### RECORD EXTRACTS
::::::

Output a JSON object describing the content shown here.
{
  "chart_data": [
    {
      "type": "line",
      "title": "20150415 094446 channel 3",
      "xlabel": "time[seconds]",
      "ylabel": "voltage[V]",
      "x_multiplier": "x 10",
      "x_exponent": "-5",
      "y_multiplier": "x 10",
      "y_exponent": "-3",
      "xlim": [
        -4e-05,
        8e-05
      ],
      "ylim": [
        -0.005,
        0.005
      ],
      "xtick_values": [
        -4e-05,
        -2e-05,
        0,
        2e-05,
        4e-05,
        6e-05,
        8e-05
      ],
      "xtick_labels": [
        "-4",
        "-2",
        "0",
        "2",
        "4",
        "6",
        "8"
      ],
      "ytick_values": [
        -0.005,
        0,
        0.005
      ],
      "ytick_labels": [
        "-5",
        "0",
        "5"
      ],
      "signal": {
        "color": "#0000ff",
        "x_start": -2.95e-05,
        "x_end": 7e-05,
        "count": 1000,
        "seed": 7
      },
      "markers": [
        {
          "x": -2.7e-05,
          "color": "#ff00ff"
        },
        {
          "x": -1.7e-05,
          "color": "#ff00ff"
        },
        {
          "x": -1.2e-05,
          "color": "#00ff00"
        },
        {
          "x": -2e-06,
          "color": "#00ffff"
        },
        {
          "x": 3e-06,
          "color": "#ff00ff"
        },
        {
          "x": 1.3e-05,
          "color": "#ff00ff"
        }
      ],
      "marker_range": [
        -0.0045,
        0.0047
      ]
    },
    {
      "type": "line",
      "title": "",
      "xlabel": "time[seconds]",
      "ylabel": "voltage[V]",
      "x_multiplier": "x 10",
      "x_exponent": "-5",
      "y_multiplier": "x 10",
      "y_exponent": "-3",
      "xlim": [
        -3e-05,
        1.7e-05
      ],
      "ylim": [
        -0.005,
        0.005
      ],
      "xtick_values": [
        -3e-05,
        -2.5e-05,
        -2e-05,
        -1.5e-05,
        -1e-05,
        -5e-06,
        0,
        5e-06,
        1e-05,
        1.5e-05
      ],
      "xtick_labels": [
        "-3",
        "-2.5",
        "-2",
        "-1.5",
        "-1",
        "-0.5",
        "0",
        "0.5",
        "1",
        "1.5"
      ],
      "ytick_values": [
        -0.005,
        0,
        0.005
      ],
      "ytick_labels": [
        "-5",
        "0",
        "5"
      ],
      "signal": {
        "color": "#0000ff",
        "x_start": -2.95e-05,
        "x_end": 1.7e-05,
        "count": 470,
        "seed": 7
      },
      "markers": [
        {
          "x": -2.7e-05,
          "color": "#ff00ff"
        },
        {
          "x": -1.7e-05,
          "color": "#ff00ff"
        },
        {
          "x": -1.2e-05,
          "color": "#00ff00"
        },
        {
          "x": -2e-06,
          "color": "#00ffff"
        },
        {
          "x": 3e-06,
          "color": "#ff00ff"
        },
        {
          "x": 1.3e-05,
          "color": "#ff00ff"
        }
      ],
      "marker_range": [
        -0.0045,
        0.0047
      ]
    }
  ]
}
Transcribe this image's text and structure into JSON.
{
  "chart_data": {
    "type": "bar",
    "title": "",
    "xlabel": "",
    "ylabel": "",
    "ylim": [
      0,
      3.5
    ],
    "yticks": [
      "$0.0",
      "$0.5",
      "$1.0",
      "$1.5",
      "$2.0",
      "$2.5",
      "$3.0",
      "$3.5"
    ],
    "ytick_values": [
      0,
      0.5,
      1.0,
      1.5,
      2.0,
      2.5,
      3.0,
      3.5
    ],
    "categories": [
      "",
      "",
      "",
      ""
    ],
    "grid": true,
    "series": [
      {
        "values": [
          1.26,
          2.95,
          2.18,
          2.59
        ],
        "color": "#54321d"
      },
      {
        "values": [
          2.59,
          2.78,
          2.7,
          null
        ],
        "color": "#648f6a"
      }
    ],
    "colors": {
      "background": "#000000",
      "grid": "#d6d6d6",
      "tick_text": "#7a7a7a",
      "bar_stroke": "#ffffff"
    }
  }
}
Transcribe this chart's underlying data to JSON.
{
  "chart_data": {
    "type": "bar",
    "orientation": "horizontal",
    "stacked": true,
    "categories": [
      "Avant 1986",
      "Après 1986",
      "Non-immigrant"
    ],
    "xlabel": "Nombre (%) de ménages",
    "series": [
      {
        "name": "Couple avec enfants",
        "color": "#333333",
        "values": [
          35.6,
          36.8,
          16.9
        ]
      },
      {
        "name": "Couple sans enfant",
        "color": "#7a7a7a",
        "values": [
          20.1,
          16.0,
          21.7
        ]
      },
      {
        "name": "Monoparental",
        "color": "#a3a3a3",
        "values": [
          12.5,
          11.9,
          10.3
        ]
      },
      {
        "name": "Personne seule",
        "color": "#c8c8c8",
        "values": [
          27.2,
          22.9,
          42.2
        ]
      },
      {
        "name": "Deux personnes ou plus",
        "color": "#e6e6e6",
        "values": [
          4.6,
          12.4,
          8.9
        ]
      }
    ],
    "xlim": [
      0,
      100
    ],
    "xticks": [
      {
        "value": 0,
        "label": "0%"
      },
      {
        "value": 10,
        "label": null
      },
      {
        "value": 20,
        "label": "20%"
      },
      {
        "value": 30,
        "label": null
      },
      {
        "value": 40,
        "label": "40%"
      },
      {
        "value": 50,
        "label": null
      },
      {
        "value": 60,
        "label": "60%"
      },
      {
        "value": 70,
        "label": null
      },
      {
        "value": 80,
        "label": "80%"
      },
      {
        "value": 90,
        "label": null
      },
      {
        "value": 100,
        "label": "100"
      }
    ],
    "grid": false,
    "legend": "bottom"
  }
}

::::::

### WHAT YOU WILL DO
Copy out the material word for word and line for line.

### TASK RESULT
Output a JSON object describing the content shown here.
{
  "chart_data": [
    {
      "type": "line",
      "title": "20150415 094446 channel 3",
      "xlabel": "time[seconds]",
      "ylabel": "voltage[V]",
      "x_multiplier": "x 10",
      "x_exponent": "-5",
      "y_multiplier": "x 10",
      "y_exponent": "-3",
      "xlim": [
        -4e-05,
        8e-05
      ],
      "ylim": [
        -0.005,
        0.005
      ],
      "xtick_values": [
        -4e-05,
        -2e-05,
        0,
        2e-05,
        4e-05,
        6e-05,
        8e-05
      ],
      "xtick_labels": [
        "-4",
        "-2",
        "0",
        "2",
        "4",
        "6",
        "8"
      ],
      "ytick_values": [
        -0.005,
        0,
        0.005
      ],
      "ytick_labels": [
        "-5",
        "0",
        "5"
      ],
      "signal": {
        "color": "#0000ff",
        "x_start": -2.95e-05,
        "x_end": 7e-05,
        "count": 1000,
        "seed": 7
      },
      "markers": [
        {
          "x": -2.7e-05,
          "color": "#ff00ff"
        },
        {
          "x": -1.7e-05,
          "color": "#ff00ff"
        },
        {
          "x": -1.2e-05,
          "color": "#00ff00"
        },
        {
          "x": -2e-06,
          "color": "#00ffff"
        },
        {
          "x": 3e-06,
          "color": "#ff00ff"
        },
        {
          "x": 1.3e-05,
          "color": "#ff00ff"
        }
      ],
      "marker_range": [
        -0.0045,
        0.0047
      ]
    },
    {
      "type": "line",
      "title": "",
      "xlabel": "time[seconds]",
      "ylabel": "voltage[V]",
      "x_multiplier": "x 10",
      "x_exponent": "-5",
      "y_multiplier": "x 10",
      "y_exponent": "-3",
      "xlim": [
        -3e-05,
        1.7e-05
      ],
      "ylim": [
        -0.005,
        0.005
      ],
      "xtick_values": [
        -3e-05,
        -2.5e-05,
        -2e-05,
        -1.5e-05,
        -1e-05,
        -5e-06,
        0,
        5e-06,
        1e-05,
        1.5e-05
      ],
      "xtick_labels": [
        "-3",
        "-2.5",
        "-2",
        "-1.5",
        "-1",
        "-0.5",
        "0",
        "0.5",
        "1",
        "1.5"
      ],
      "ytick_values": [
        -0.005,
        0,
        0.005
      ],
      "ytick_labels": [
        "-5",
        "0",
        "5"
      ],
      "signal": {
        "color": "#0000ff",
        "x_start": -2.95e-05,
        "x_end": 1.7e-05,
        "count": 470,
        "seed": 7
      },
      "markers": [
        {
          "x": -2.7e-05,
          "color": "#ff00ff"
        },
        {
          "x": -1.7e-05,
          "color": "#ff00ff"
        },
        {
          "x": -1.2e-05,
          "color": "#00ff00"
        },
        {
          "x": -2e-06,
          "color": "#00ffff"
        },
        {
          "x": 3e-06,
          "color": "#ff00ff"
        },
        {
          "x": 1.3e-05,
          "color": "#ff00ff"
        }
      ],
      "marker_range": [
        -0.0045,
        0.0047
      ]
    }
  ]
}
Transcribe this image's text and structure into JSON.
{
  "chart_data": {
    "type": "bar",
    "title": "",
    "xlabel": "",
    "ylabel": "",
    "ylim": [
      0,
      3.5
    ],
    "yticks": [
      "$0.0",
      "$0.5",
      "$1.0",
      "$1.5",
      "$2.0",
      "$2.5",
      "$3.0",
      "$3.5"
    ],
    "ytick_values": [
      0,
      0.5,
      1.0,
      1.5,
      2.0,
      2.5,
      3.0,
      3.5
    ],
    "categories": [
      "",
      "",
      "",
      ""
    ],
    "grid": true,
    "series": [
      {
        "values": [
          1.26,
          2.95,
          2.18,
          2.59
        ],
        "color": "#54321d"
      },
      {
        "values": [
          2.59,
          2.78,
          2.7,
          null
        ],
        "color": "#648f6a"
      }
    ],
    "colors": {
      "background": "#000000",
      "grid": "#d6d6d6",
      "tick_text": "#7a7a7a",
      "bar_stroke": "#ffffff"
    }
  }
}
Transcribe this chart's underlying data to JSON.
{
  "chart_data": {
    "type": "bar",
    "orientation": "horizontal",
    "stacked": true,
    "categories": [
      "Avant 1986",
      "Après 1986",
      "Non-immigrant"
    ],
    "xlabel": "Nombre (%) de ménages",
    "series": [
      {
        "name": "Couple avec enfants",
        "color": "#333333",
        "values": [
          35.6,
          36.8,
          16.9
        ]
      },
      {
        "name": "Couple sans enfant",
        "color": "#7a7a7a",
        "values": [
          20.1,
          16.0,
          21.7
        ]
      },
      {
        "name": "Monoparental",
        "color": "#a3a3a3",
        "values": [
          12.5,
          11.9,
          10.3
        ]
      },
      {
        "name": "Personne seule",
        "color": "#c8c8c8",
        "values": [
          27.2,
          22.9,
          42.2
        ]
      },
      {
        "name": "Deux personnes ou plus",
        "color": "#e6e6e6",
        "values": [
          4.6,
          12.4,
          8.9
        ]
      }
    ],
    "xlim": [
      0,
      100
    ],
    "xticks": [
      {
        "value": 0,
        "label": "0%"
      },
      {
        "value": 10,
        "label": null
      },
      {
        "value": 20,
        "label": "20%"
      },
      {
        "value": 30,
        "label": null
      },
      {
        "value": 40,
        "label": "40%"
      },
      {
        "value": 50,
        "label": null
      },
      {
        "value": 60,
        "label": "60%"
      },
      {
        "value": 70,
        "label": null
      },
      {
        "value": 80,
        "label": "80%"
      },
      {
        "value": 90,
        "label": null
      },
      {
        "value": 100,
        "label": "100"
      }
    ],
    "grid": false,
    "legend": "bottom"
  }
}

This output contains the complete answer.